Each entry below is to be printed verbatim.

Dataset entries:

========

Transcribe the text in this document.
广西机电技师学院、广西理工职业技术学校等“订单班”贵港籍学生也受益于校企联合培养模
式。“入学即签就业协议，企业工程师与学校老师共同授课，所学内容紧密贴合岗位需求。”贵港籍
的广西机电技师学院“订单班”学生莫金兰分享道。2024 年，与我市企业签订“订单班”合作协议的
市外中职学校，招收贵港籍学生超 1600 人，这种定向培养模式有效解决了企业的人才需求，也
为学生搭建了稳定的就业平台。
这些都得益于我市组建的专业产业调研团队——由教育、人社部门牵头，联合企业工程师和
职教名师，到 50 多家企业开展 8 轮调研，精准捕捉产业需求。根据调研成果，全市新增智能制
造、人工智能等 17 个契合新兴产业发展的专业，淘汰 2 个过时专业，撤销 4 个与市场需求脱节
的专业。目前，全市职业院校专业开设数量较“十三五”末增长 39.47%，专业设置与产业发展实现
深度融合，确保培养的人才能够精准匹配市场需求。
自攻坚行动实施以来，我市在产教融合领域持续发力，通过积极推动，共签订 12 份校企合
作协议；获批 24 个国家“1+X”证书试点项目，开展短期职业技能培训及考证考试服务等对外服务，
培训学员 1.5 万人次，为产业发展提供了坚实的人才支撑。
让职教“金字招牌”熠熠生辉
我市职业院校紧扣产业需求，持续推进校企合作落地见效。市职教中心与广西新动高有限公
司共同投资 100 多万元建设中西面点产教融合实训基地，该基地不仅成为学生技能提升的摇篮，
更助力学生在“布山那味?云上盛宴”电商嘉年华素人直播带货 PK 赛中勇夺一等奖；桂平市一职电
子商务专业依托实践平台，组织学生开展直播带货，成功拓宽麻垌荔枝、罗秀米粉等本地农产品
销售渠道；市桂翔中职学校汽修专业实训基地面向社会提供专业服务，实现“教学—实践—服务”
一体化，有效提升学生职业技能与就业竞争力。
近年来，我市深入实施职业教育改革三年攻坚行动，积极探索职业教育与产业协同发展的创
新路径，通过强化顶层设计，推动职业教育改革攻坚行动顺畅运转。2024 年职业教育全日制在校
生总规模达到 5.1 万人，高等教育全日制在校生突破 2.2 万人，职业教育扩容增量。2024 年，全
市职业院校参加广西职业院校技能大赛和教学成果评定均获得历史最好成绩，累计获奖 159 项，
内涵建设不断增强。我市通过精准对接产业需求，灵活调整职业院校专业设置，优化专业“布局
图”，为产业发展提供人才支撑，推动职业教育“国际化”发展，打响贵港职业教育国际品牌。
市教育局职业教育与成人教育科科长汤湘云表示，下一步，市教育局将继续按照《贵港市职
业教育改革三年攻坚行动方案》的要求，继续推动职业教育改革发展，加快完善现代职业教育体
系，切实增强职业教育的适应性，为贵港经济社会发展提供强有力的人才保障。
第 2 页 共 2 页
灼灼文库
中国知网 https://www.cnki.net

========

> _Exercise output_:
Transcribe the text in this document.
广西机电技师学院、广西理工职业技术学校等“订单班”贵港籍学生也受益于校企联合培养模
式。“入学即签就业协议，企业工程师与学校老师共同授课，所学内容紧密贴合岗位需求。”贵港籍
的广西机电技师学院“订单班”学生莫金兰分享道。2024 年，与我市企业签订“订单班”合作协议的
市外中职学校，招收贵港籍学生超 1600 人，这种定向培养模式有效解决了企业的人才需求，也
为学生搭建了稳定的就业平台。
这些都得益于我市组建的专业产业调研团队——由教育、人社部门牵头，联合企业工程师和
职教名师，到 50 多家企业开展 8 轮调研，精准捕捉产业需求。根据调研成果，全市新增智能制
造、人工智能等 17 个契合新兴产业发展的专业，淘汰 2 个过时专业，撤销 4 个与市场需求脱节
的专业。目前，全市职业院校专业开设数量较“十三五”末增长 39.47%，专业设置与产业发展实现
深度融合，确保培养的人才能够精准匹配市场需求。
自攻坚行动实施以来，我市在产教融合领域持续发力，通过积极推动，共签订 12 份校企合
作协议；获批 24 个国家“1+X”证书试点项目，开展短期职业技能培训及考证考试服务等对外服务，
培训学员 1.5 万人次，为产业发展提供了坚实的人才支撑。
让职教“金字招牌”熠熠生辉
我市职业院校紧扣产业需求，持续推进校企合作落地见效。市职教中心与广西新动高有限公
司共同投资 100 多万元建设中西面点产教融合实训基地，该基地不仅成为学生技能提升的摇篮，
更助力学生在“布山那味?云上盛宴”电商嘉年华素人直播带货 PK 赛中勇夺一等奖；桂平市一职电
子商务专业依托实践平台，组织学生开展直播带货，成功拓宽麻垌荔枝、罗秀米粉等本地农产品
销售渠道；市桂翔中职学校汽修专业实训基地面向社会提供专业服务，实现“教学—实践—服务”
一体化，有效提升学生职业技能与就业竞争力。
近年来，我市深入实施职业教育改革三年攻坚行动，积极探索职业教育与产业协同发展的创
新路径，通过强化顶层设计，推动职业教育改革攻坚行动顺畅运转。2024 年职业教育全日制在校
生总规模达到 5.1 万人，高等教育全日制在校生突破 2.2 万人，职业教育扩容增量。2024 年，全
市职业院校参加广西职业院校技能大赛和教学成果评定均获得历史最好成绩，累计获奖 159 项，
内涵建设不断增强。我市通过精准对接产业需求，灵活调整职业院校专业设置，优化专业“布局
图”，为产业发展提供人才支撑，推动职业教育“国际化”发展，打响贵港职业教育国际品牌。
市教育局职业教育与成人教育科科长汤湘云表示，下一步，市教育局将继续按照《贵港市职
业教育改革三年攻坚行动方案》的要求，继续推动职业教育改革发展，加快完善现代职业教育体
系，切实增强职业教育的适应性，为贵港经济社会发展提供强有力的人才保障。
第 2 页 共 2 页
灼灼文库
中国知网 https://www.cnki.net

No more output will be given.